EXERCISE:
Return all of the data exactly as written, without the pictures.

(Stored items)

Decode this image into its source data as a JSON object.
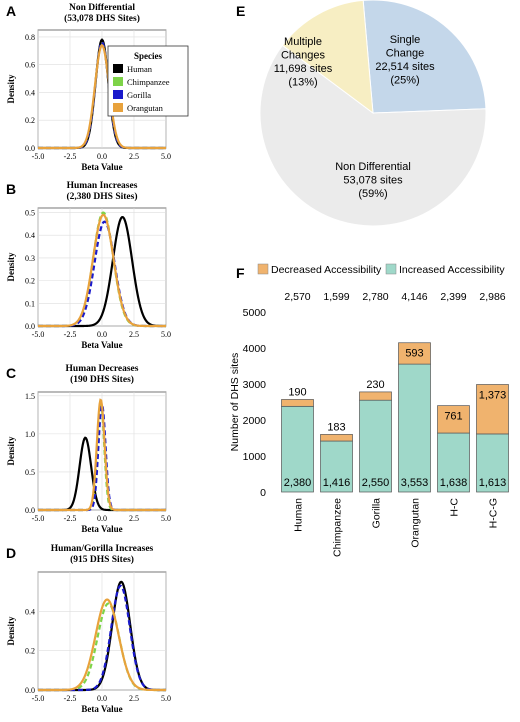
{
  "chart_data": [
    {
      "panel": "A",
      "type": "line",
      "title": "Non Differential",
      "subtitle": "(53,078 DHS Sites)",
      "xlabel": "Beta Value",
      "ylabel": "Density",
      "xlim": [
        -5,
        5
      ],
      "ylim": [
        0,
        0.85
      ],
      "xticks": [
        "-5.0",
        "-2.5",
        "0.0",
        "2.5",
        "5.0"
      ],
      "yticks": [
        "0.0",
        "0.2",
        "0.4",
        "0.6",
        "0.8"
      ],
      "grid": true,
      "legend": {
        "title": "Species",
        "placement": "right",
        "entries": [
          "Human",
          "Chimpanzee",
          "Gorilla",
          "Orangutan"
        ]
      },
      "series": [
        {
          "name": "Human",
          "color": "#000000",
          "style": "solid",
          "mean": 0.0,
          "sd": 0.5,
          "peak": 0.78
        },
        {
          "name": "Chimpanzee",
          "color": "#7ed348",
          "style": "dashed",
          "mean": 0.0,
          "sd": 0.52,
          "peak": 0.76
        },
        {
          "name": "Gorilla",
          "color": "#1a1acc",
          "style": "dashed",
          "mean": 0.0,
          "sd": 0.52,
          "peak": 0.76
        },
        {
          "name": "Orangutan",
          "color": "#e8a23c",
          "style": "solid",
          "mean": 0.0,
          "sd": 0.55,
          "peak": 0.74
        }
      ]
    },
    {
      "panel": "B",
      "type": "line",
      "title": "Human Increases",
      "subtitle": "(2,380 DHS Sites)",
      "xlabel": "Beta Value",
      "ylabel": "Density",
      "xlim": [
        -5,
        5
      ],
      "ylim": [
        0,
        0.52
      ],
      "xticks": [
        "-5.0",
        "-2.5",
        "0.0",
        "2.5",
        "5.0"
      ],
      "yticks": [
        "0.0",
        "0.1",
        "0.2",
        "0.3",
        "0.4",
        "0.5"
      ],
      "grid": true,
      "series": [
        {
          "name": "Human",
          "color": "#000000",
          "style": "solid",
          "mean": 1.6,
          "sd": 0.75,
          "peak": 0.48
        },
        {
          "name": "Chimpanzee",
          "color": "#7ed348",
          "style": "dashed",
          "mean": 0.1,
          "sd": 0.78,
          "peak": 0.5
        },
        {
          "name": "Gorilla",
          "color": "#1a1acc",
          "style": "dashed",
          "mean": 0.2,
          "sd": 0.78,
          "peak": 0.46
        },
        {
          "name": "Orangutan",
          "color": "#e8a23c",
          "style": "solid",
          "mean": 0.1,
          "sd": 0.8,
          "peak": 0.49
        }
      ]
    },
    {
      "panel": "C",
      "type": "line",
      "title": "Human Decreases",
      "subtitle": "(190 DHS Sites)",
      "xlabel": "Beta Value",
      "ylabel": "Density",
      "xlim": [
        -5,
        5
      ],
      "ylim": [
        0,
        1.55
      ],
      "xticks": [
        "-5.0",
        "-2.5",
        "0.0",
        "2.5",
        "5.0"
      ],
      "yticks": [
        "0.0",
        "0.5",
        "1.0",
        "1.5"
      ],
      "grid": true,
      "series": [
        {
          "name": "Human",
          "color": "#000000",
          "style": "solid",
          "mean": -1.3,
          "sd": 0.45,
          "peak": 0.95
        },
        {
          "name": "Chimpanzee",
          "color": "#7ed348",
          "style": "dashed",
          "mean": -0.1,
          "sd": 0.27,
          "peak": 1.42
        },
        {
          "name": "Gorilla",
          "color": "#1a1acc",
          "style": "dashed",
          "mean": 0.0,
          "sd": 0.28,
          "peak": 1.38
        },
        {
          "name": "Orangutan",
          "color": "#e8a23c",
          "style": "solid",
          "mean": -0.1,
          "sd": 0.3,
          "peak": 1.45
        }
      ]
    },
    {
      "panel": "D",
      "type": "line",
      "title": "Human/Gorilla Increases",
      "subtitle": "(915 DHS Sites)",
      "xlabel": "Beta Value",
      "ylabel": "Density",
      "xlim": [
        -5,
        5
      ],
      "ylim": [
        0,
        0.6
      ],
      "xticks": [
        "-5.0",
        "-2.5",
        "0.0",
        "2.5",
        "5.0"
      ],
      "yticks": [
        "0.0",
        "0.2",
        "0.4"
      ],
      "grid": true,
      "series": [
        {
          "name": "Human",
          "color": "#000000",
          "style": "solid",
          "mean": 1.5,
          "sd": 0.7,
          "peak": 0.55
        },
        {
          "name": "Chimpanzee",
          "color": "#7ed348",
          "style": "dashed",
          "mean": 0.5,
          "sd": 0.85,
          "peak": 0.44
        },
        {
          "name": "Gorilla",
          "color": "#1a1acc",
          "style": "dashed",
          "mean": 1.45,
          "sd": 0.72,
          "peak": 0.53
        },
        {
          "name": "Orangutan",
          "color": "#e8a23c",
          "style": "solid",
          "mean": 0.4,
          "sd": 0.9,
          "peak": 0.46
        }
      ]
    },
    {
      "panel": "E",
      "type": "pie",
      "slices": [
        {
          "label": "Single Change",
          "value": 22514,
          "text": "22,514 sites",
          "pct": "(25%)",
          "color": "#c4d7ea"
        },
        {
          "label": "Non Differential",
          "value": 53078,
          "text": "53,078 sites",
          "pct": "(59%)",
          "color": "#ebebeb"
        },
        {
          "label": "Multiple Changes",
          "value": 11698,
          "text": "11,698 sites",
          "pct": "(13%)",
          "color": "#f7eec3"
        }
      ],
      "label_lines": [
        {
          "slice": 0,
          "lines": [
            "Single",
            "Change",
            "22,514 sites",
            "(25%)"
          ]
        },
        {
          "slice": 1,
          "lines": [
            "Non Differential",
            "53,078 sites",
            "(59%)"
          ]
        },
        {
          "slice": 2,
          "lines": [
            "Multiple",
            "Changes",
            "11,698 sites",
            "(13%)"
          ]
        }
      ]
    },
    {
      "panel": "F",
      "type": "bar",
      "stacked": true,
      "ylabel": "Number of DHS sites",
      "ylim": [
        0,
        5000
      ],
      "yticks": [
        "0",
        "1000",
        "2000",
        "3000",
        "4000",
        "5000"
      ],
      "grid": false,
      "legend": {
        "placement": "top",
        "entries": [
          "Decreased Accessibility",
          "Increased Accessibility"
        ]
      },
      "categories": [
        "Human",
        "Chimpanzee",
        "Gorilla",
        "Orangutan",
        "H-C",
        "H-C-G"
      ],
      "totals": [
        "2,570",
        "1,599",
        "2,780",
        "4,146",
        "2,399",
        "2,986"
      ],
      "series": [
        {
          "name": "Increased Accessibility",
          "color": "#9fd8c9",
          "values": [
            2380,
            1416,
            2550,
            3553,
            1638,
            1613
          ],
          "labels": [
            "2,380",
            "1,416",
            "2,550",
            "3,553",
            "1,638",
            "1,613"
          ]
        },
        {
          "name": "Decreased Accessibility",
          "color": "#f0b36e",
          "values": [
            190,
            183,
            230,
            593,
            761,
            1373
          ],
          "labels": [
            "190",
            "183",
            "230",
            "593",
            "761",
            "1,373"
          ]
        }
      ]
    }
  ],
  "panel_letters": [
    "A",
    "B",
    "C",
    "D",
    "E",
    "F"
  ],
  "axis_text": {
    "beta": "Beta Value",
    "density": "Density"
  }
}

FINAL RESULT:
Decode this image into its source data as a JSON object.
{
  "chart_data": [
    {
      "panel": "A",
      "type": "line",
      "title": "Non Differential",
      "subtitle": "(53,078 DHS Sites)",
      "xlabel": "Beta Value",
      "ylabel": "Density",
      "xlim": [
        -5,
        5
      ],
      "ylim": [
        0,
        0.85
      ],
      "xticks": [
        "-5.0",
        "-2.5",
        "0.0",
        "2.5",
        "5.0"
      ],
      "yticks": [
        "0.0",
        "0.2",
        "0.4",
        "0.6",
        "0.8"
      ],
      "grid": true,
      "legend": {
        "title": "Species",
        "placement": "right",
        "entries": [
          "Human",
          "Chimpanzee",
          "Gorilla",
          "Orangutan"
        ]
      },
      "series": [
        {
          "name": "Human",
          "color": "#000000",
          "style": "solid",
          "mean": 0.0,
          "sd": 0.5,
          "peak": 0.78
        },
        {
          "name": "Chimpanzee",
          "color": "#7ed348",
          "style": "dashed",
          "mean": 0.0,
          "sd": 0.52,
          "peak": 0.76
        },
        {
          "name": "Gorilla",
          "color": "#1a1acc",
          "style": "dashed",
          "mean": 0.0,
          "sd": 0.52,
          "peak": 0.76
        },
        {
          "name": "Orangutan",
          "color": "#e8a23c",
          "style": "solid",
          "mean": 0.0,
          "sd": 0.55,
          "peak": 0.74
        }
      ]
    },
    {
      "panel": "B",
      "type": "line",
      "title": "Human Increases",
      "subtitle": "(2,380 DHS Sites)",
      "xlabel": "Beta Value",
      "ylabel": "Density",
      "xlim": [
        -5,
        5
      ],
      "ylim": [
        0,
        0.52
      ],
      "xticks": [
        "-5.0",
        "-2.5",
        "0.0",
        "2.5",
        "5.0"
      ],
      "yticks": [
        "0.0",
        "0.1",
        "0.2",
        "0.3",
        "0.4",
        "0.5"
      ],
      "grid": true,
      "series": [
        {
          "name": "Human",
          "color": "#000000",
          "style": "solid",
          "mean": 1.6,
          "sd": 0.75,
          "peak": 0.48
        },
        {
          "name": "Chimpanzee",
          "color": "#7ed348",
          "style": "dashed",
          "mean": 0.1,
          "sd": 0.78,
          "peak": 0.5
        },
        {
          "name": "Gorilla",
          "color": "#1a1acc",
          "style": "dashed",
          "mean": 0.2,
          "sd": 0.78,
          "peak": 0.46
        },
        {
          "name": "Orangutan",
          "color": "#e8a23c",
          "style": "solid",
          "mean": 0.1,
          "sd": 0.8,
          "peak": 0.49
        }
      ]
    },
    {
      "panel": "C",
      "type": "line",
      "title": "Human Decreases",
      "subtitle": "(190 DHS Sites)",
      "xlabel": "Beta Value",
      "ylabel": "Density",
      "xlim": [
        -5,
        5
      ],
      "ylim": [
        0,
        1.55
      ],
      "xticks": [
        "-5.0",
        "-2.5",
        "0.0",
        "2.5",
        "5.0"
      ],
      "yticks": [
        "0.0",
        "0.5",
        "1.0",
        "1.5"
      ],
      "grid": true,
      "series": [
        {
          "name": "Human",
          "color": "#000000",
          "style": "solid",
          "mean": -1.3,
          "sd": 0.45,
          "peak": 0.95
        },
        {
          "name": "Chimpanzee",
          "color": "#7ed348",
          "style": "dashed",
          "mean": -0.1,
          "sd": 0.27,
          "peak": 1.42
        },
        {
          "name": "Gorilla",
          "color": "#1a1acc",
          "style": "dashed",
          "mean": 0.0,
          "sd": 0.28,
          "peak": 1.38
        },
        {
          "name": "Orangutan",
          "color": "#e8a23c",
          "style": "solid",
          "mean": -0.1,
          "sd": 0.3,
          "peak": 1.45
        }
      ]
    },
    {
      "panel": "D",
      "type": "line",
      "title": "Human/Gorilla Increases",
      "subtitle": "(915 DHS Sites)",
      "xlabel": "Beta Value",
      "ylabel": "Density",
      "xlim": [
        -5,
        5
      ],
      "ylim": [
        0,
        0.6
      ],
      "xticks": [
        "-5.0",
        "-2.5",
        "0.0",
        "2.5",
        "5.0"
      ],
      "yticks": [
        "0.0",
        "0.2",
        "0.4"
      ],
      "grid": true,
      "series": [
        {
          "name": "Human",
          "color": "#000000",
          "style": "solid",
          "mean": 1.5,
          "sd": 0.7,
          "peak": 0.55
        },
        {
          "name": "Chimpanzee",
          "color": "#7ed348",
          "style": "dashed",
          "mean": 0.5,
          "sd": 0.85,
          "peak": 0.44
        },
        {
          "name": "Gorilla",
          "color": "#1a1acc",
          "style": "dashed",
          "mean": 1.45,
          "sd": 0.72,
          "peak": 0.53
        },
        {
          "name": "Orangutan",
          "color": "#e8a23c",
          "style": "solid",
          "mean": 0.4,
          "sd": 0.9,
          "peak": 0.46
        }
      ]
    },
    {
      "panel": "E",
      "type": "pie",
      "slices": [
        {
          "label": "Single Change",
          "value": 22514,
          "text": "22,514 sites",
          "pct": "(25%)",
          "color": "#c4d7ea"
        },
        {
          "label": "Non Differential",
          "value": 53078,
          "text": "53,078 sites",
          "pct": "(59%)",
          "color": "#ebebeb"
        },
        {
          "label": "Multiple Changes",
          "value": 11698,
          "text": "11,698 sites",
          "pct": "(13%)",
          "color": "#f7eec3"
        }
      ],
      "label_lines": [
        {
          "slice": 0,
          "lines": [
            "Single",
            "Change",
            "22,514 sites",
            "(25%)"
          ]
        },
        {
          "slice": 1,
          "lines": [
            "Non Differential",
            "53,078 sites",
            "(59%)"
          ]
        },
        {
          "slice": 2,
          "lines": [
            "Multiple",
            "Changes",
            "11,698 sites",
            "(13%)"
          ]
        }
      ]
    },
    {
      "panel": "F",
      "type": "bar",
      "stacked": true,
      "ylabel": "Number of DHS sites",
      "ylim": [
        0,
        5000
      ],
      "yticks": [
        "0",
        "1000",
        "2000",
        "3000",
        "4000",
        "5000"
      ],
      "grid": false,
      "legend": {
        "placement": "top",
        "entries": [
          "Decreased Accessibility",
          "Increased Accessibility"
        ]
      },
      "categories": [
        "Human",
        "Chimpanzee",
        "Gorilla",
        "Orangutan",
        "H-C",
        "H-C-G"
      ],
      "totals": [
        "2,570",
        "1,599",
        "2,780",
        "4,146",
        "2,399",
        "2,986"
      ],
      "series": [
        {
          "name": "Increased Accessibility",
          "color": "#9fd8c9",
          "values": [
            2380,
            1416,
            2550,
            3553,
            1638,
            1613
          ],
          "labels": [
            "2,380",
            "1,416",
            "2,550",
            "3,553",
            "1,638",
            "1,613"
          ]
        },
        {
          "name": "Decreased Accessibility",
          "color": "#f0b36e",
          "values": [
            190,
            183,
            230,
            593,
            761,
            1373
          ],
          "labels": [
            "190",
            "183",
            "230",
            "593",
            "761",
            "1,373"
          ]
        }
      ]
    }
  ],
  "panel_letters": [
    "A",
    "B",
    "C",
    "D",
    "E",
    "F"
  ],
  "axis_text": {
    "beta": "Beta Value",
    "density": "Density"
  }
}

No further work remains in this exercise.